WORK TO BE COMPLETED: Check each line of the listing, and copy it if it contains the word "from".

DATA RECORDS:
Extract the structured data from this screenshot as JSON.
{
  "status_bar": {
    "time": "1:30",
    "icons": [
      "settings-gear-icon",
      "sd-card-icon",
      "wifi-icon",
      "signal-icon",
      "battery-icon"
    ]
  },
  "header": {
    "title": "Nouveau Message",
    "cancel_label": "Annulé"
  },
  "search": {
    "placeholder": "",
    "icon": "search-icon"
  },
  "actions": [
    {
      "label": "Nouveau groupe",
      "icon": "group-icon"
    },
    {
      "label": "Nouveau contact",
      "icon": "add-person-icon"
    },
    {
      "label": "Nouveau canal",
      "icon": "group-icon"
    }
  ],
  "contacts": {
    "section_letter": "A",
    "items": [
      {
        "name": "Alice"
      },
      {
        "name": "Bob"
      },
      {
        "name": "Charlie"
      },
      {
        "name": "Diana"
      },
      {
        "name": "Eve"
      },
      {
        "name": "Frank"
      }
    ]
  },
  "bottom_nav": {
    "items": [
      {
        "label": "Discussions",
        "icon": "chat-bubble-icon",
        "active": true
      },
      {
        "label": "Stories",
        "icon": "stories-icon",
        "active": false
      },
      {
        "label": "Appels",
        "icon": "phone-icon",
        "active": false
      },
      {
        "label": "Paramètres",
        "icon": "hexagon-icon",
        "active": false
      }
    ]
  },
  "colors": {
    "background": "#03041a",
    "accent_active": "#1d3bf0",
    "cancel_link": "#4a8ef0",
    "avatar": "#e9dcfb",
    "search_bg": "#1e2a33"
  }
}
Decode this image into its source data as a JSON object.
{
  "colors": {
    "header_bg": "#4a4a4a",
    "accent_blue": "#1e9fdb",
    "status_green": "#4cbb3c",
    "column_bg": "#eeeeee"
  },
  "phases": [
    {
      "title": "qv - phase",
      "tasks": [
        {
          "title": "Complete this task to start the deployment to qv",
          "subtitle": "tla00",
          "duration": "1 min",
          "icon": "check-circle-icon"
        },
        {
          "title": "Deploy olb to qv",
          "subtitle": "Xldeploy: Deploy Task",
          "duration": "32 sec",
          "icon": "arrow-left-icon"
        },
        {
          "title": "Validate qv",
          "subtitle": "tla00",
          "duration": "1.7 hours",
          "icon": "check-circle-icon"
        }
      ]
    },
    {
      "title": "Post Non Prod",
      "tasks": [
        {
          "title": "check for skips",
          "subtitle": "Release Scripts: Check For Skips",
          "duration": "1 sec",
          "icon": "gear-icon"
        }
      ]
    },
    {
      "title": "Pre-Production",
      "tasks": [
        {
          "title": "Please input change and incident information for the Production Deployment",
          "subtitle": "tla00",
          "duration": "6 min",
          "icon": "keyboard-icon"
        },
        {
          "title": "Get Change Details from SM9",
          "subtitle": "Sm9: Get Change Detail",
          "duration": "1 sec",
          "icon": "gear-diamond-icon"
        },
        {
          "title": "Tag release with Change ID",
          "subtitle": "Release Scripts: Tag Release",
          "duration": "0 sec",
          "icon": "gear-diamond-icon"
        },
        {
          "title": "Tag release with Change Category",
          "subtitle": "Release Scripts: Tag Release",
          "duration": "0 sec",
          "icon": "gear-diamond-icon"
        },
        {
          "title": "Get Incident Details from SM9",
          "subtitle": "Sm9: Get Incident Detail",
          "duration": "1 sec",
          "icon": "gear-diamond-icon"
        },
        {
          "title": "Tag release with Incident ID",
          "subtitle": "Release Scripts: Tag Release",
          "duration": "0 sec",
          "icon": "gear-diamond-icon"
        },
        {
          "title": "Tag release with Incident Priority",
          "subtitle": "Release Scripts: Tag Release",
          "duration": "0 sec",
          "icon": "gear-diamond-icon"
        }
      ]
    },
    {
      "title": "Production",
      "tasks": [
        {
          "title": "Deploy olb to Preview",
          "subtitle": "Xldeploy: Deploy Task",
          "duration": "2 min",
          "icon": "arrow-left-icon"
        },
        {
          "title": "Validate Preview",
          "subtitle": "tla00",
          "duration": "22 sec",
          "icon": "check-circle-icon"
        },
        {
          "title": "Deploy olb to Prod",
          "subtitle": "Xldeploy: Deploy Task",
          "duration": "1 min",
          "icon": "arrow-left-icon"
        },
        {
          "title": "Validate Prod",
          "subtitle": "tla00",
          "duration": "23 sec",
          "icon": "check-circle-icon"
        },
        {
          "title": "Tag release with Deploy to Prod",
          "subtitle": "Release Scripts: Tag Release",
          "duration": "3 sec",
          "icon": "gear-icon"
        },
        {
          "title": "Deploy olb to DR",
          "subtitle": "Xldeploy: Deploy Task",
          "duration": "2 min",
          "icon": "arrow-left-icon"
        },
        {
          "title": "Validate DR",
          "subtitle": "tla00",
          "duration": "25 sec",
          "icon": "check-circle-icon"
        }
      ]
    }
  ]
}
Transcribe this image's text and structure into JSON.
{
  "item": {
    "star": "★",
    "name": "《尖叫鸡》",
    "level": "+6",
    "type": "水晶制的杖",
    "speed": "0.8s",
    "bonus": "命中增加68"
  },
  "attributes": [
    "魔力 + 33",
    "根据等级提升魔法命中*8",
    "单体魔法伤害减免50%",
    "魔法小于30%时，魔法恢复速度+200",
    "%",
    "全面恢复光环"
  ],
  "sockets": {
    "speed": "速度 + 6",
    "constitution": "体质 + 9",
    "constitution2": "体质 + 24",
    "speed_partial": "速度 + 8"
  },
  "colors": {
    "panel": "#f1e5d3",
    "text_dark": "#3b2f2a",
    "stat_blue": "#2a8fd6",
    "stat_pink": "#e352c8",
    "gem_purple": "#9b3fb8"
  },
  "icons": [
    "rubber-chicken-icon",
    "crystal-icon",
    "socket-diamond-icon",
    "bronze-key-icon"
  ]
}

SOLVED PROBLEM:
Extract the structured data from this screenshot as JSON.
          "title": "Get Change Details from SM9",
          "title": "Get Incident Details from SM9",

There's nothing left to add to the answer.